**Provided records**
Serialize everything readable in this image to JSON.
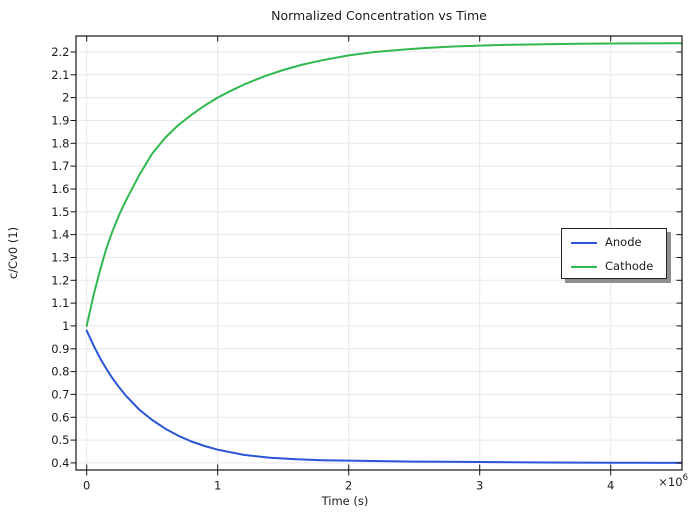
{
  "title": "Normalized Concentration vs Time",
  "x_axis": {
    "label": "Time (s)",
    "multiplier": "×10",
    "multiplier_exp": "6"
  },
  "y_axis": {
    "label": "c/Cv0 (1)"
  },
  "legend": {
    "position": "middle-right"
  },
  "style": {
    "grid_color": "#e8e8e8",
    "axis_color": "#151515",
    "text_color": "#1c1c1c",
    "background": "#ffffff",
    "legend_shadow": "#8f8f8f"
  },
  "chart_data": {
    "type": "line",
    "title": "Normalized Concentration vs Time",
    "xlabel": "Time (s)",
    "ylabel": "c/Cv0 (1)",
    "x_unit_multiplier": 1000000,
    "xlim": [
      -82000,
      4544000
    ],
    "ylim": [
      0.369,
      2.27
    ],
    "grid": true,
    "legend_position": "middle-right",
    "x_ticks": [
      {
        "v": 0,
        "label": "0"
      },
      {
        "v": 1000000,
        "label": "1"
      },
      {
        "v": 2000000,
        "label": "2"
      },
      {
        "v": 3000000,
        "label": "3"
      },
      {
        "v": 4000000,
        "label": "4"
      }
    ],
    "y_ticks": [
      {
        "v": 0.4,
        "label": "0.4"
      },
      {
        "v": 0.5,
        "label": "0.5"
      },
      {
        "v": 0.6,
        "label": "0.6"
      },
      {
        "v": 0.7,
        "label": "0.7"
      },
      {
        "v": 0.8,
        "label": "0.8"
      },
      {
        "v": 0.9,
        "label": "0.9"
      },
      {
        "v": 1.0,
        "label": "1"
      },
      {
        "v": 1.1,
        "label": "1.1"
      },
      {
        "v": 1.2,
        "label": "1.2"
      },
      {
        "v": 1.3,
        "label": "1.3"
      },
      {
        "v": 1.4,
        "label": "1.4"
      },
      {
        "v": 1.5,
        "label": "1.5"
      },
      {
        "v": 1.6,
        "label": "1.6"
      },
      {
        "v": 1.7,
        "label": "1.7"
      },
      {
        "v": 1.8,
        "label": "1.8"
      },
      {
        "v": 1.9,
        "label": "1.9"
      },
      {
        "v": 2.0,
        "label": "2"
      },
      {
        "v": 2.1,
        "label": "2.1"
      },
      {
        "v": 2.2,
        "label": "2.2"
      }
    ],
    "series": [
      {
        "name": "Anode",
        "color": "#2a55d6",
        "x": [
          0,
          50000,
          100000,
          150000,
          200000,
          250000,
          300000,
          400000,
          500000,
          600000,
          700000,
          800000,
          900000,
          1000000,
          1200000,
          1400000,
          1600000,
          1800000,
          2000000,
          2250000,
          2500000,
          2750000,
          3000000,
          3500000,
          4000000,
          4550000
        ],
        "y": [
          0.98,
          0.917,
          0.861,
          0.812,
          0.768,
          0.729,
          0.694,
          0.634,
          0.588,
          0.55,
          0.519,
          0.494,
          0.474,
          0.458,
          0.435,
          0.423,
          0.416,
          0.412,
          0.41,
          0.408,
          0.406,
          0.405,
          0.404,
          0.402,
          0.401,
          0.4
        ]
      },
      {
        "name": "Cathode",
        "color": "#30b94e",
        "x": [
          0,
          50000,
          100000,
          150000,
          200000,
          250000,
          300000,
          400000,
          500000,
          600000,
          700000,
          800000,
          900000,
          1000000,
          1100000,
          1200000,
          1350000,
          1500000,
          1650000,
          1800000,
          2000000,
          2200000,
          2400000,
          2600000,
          2800000,
          3000000,
          3250000,
          3500000,
          3750000,
          4000000,
          4250000,
          4550000
        ],
        "y": [
          1.0,
          1.13,
          1.24,
          1.34,
          1.42,
          1.49,
          1.55,
          1.66,
          1.755,
          1.825,
          1.88,
          1.925,
          1.965,
          2.0,
          2.03,
          2.057,
          2.092,
          2.121,
          2.145,
          2.164,
          2.185,
          2.2,
          2.21,
          2.218,
          2.224,
          2.228,
          2.232,
          2.234,
          2.236,
          2.237,
          2.2375,
          2.238
        ]
      }
    ]
  }
}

**Given instruction**
Copy out all the records exactly, excluding pictures.

**Solution to the exercise**
Serialize everything readable in this image to JSON.
{
  "title": "Normalized Concentration vs Time",
  "x_axis": {
    "label": "Time (s)",
    "multiplier": "×10",
    "multiplier_exp": "6"
  },
  "y_axis": {
    "label": "c/Cv0 (1)"
  },
  "legend": {
    "position": "middle-right"
  },
  "style": {
    "grid_color": "#e8e8e8",
    "axis_color": "#151515",
    "text_color": "#1c1c1c",
    "background": "#ffffff",
    "legend_shadow": "#8f8f8f"
  },
  "chart_data": {
    "type": "line",
    "title": "Normalized Concentration vs Time",
    "xlabel": "Time (s)",
    "ylabel": "c/Cv0 (1)",
    "x_unit_multiplier": 1000000,
    "xlim": [
      -82000,
      4544000
    ],
    "ylim": [
      0.369,
      2.27
    ],
    "grid": true,
    "legend_position": "middle-right",
    "x_ticks": [
      {
        "v": 0,
        "label": "0"
      },
      {
        "v": 1000000,
        "label": "1"
      },
      {
        "v": 2000000,
        "label": "2"
      },
      {
        "v": 3000000,
        "label": "3"
      },
      {
        "v": 4000000,
        "label": "4"
      }
    ],
    "y_ticks": [
      {
        "v": 0.4,
        "label": "0.4"
      },
      {
        "v": 0.5,
        "label": "0.5"
      },
      {
        "v": 0.6,
        "label": "0.6"
      },
      {
        "v": 0.7,
        "label": "0.7"
      },
      {
        "v": 0.8,
        "label": "0.8"
      },
      {
        "v": 0.9,
        "label": "0.9"
      },
      {
        "v": 1.0,
        "label": "1"
      },
      {
        "v": 1.1,
        "label": "1.1"
      },
      {
        "v": 1.2,
        "label": "1.2"
      },
      {
        "v": 1.3,
        "label": "1.3"
      },
      {
        "v": 1.4,
        "label": "1.4"
      },
      {
        "v": 1.5,
        "label": "1.5"
      },
      {
        "v": 1.6,
        "label": "1.6"
      },
      {
        "v": 1.7,
        "label": "1.7"
      },
      {
        "v": 1.8,
        "label": "1.8"
      },
      {
        "v": 1.9,
        "label": "1.9"
      },
      {
        "v": 2.0,
        "label": "2"
      },
      {
        "v": 2.1,
        "label": "2.1"
      },
      {
        "v": 2.2,
        "label": "2.2"
      }
    ],
    "series": [
      {
        "name": "Anode",
        "color": "#2a55d6",
        "x": [
          0,
          50000,
          100000,
          150000,
          200000,
          250000,
          300000,
          400000,
          500000,
          600000,
          700000,
          800000,
          900000,
          1000000,
          1200000,
          1400000,
          1600000,
          1800000,
          2000000,
          2250000,
          2500000,
          2750000,
          3000000,
          3500000,
          4000000,
          4550000
        ],
        "y": [
          0.98,
          0.917,
          0.861,
          0.812,
          0.768,
          0.729,
          0.694,
          0.634,
          0.588,
          0.55,
          0.519,
          0.494,
          0.474,
          0.458,
          0.435,
          0.423,
          0.416,
          0.412,
          0.41,
          0.408,
          0.406,
          0.405,
          0.404,
          0.402,
          0.401,
          0.4
        ]
      },
      {
        "name": "Cathode",
        "color": "#30b94e",
        "x": [
          0,
          50000,
          100000,
          150000,
          200000,
          250000,
          300000,
          400000,
          500000,
          600000,
          700000,
          800000,
          900000,
          1000000,
          1100000,
          1200000,
          1350000,
          1500000,
          1650000,
          1800000,
          2000000,
          2200000,
          2400000,
          2600000,
          2800000,
          3000000,
          3250000,
          3500000,
          3750000,
          4000000,
          4250000,
          4550000
        ],
        "y": [
          1.0,
          1.13,
          1.24,
          1.34,
          1.42,
          1.49,
          1.55,
          1.66,
          1.755,
          1.825,
          1.88,
          1.925,
          1.965,
          2.0,
          2.03,
          2.057,
          2.092,
          2.121,
          2.145,
          2.164,
          2.185,
          2.2,
          2.21,
          2.218,
          2.224,
          2.228,
          2.232,
          2.234,
          2.236,
          2.237,
          2.2375,
          2.238
        ]
      }
    ]
  }
}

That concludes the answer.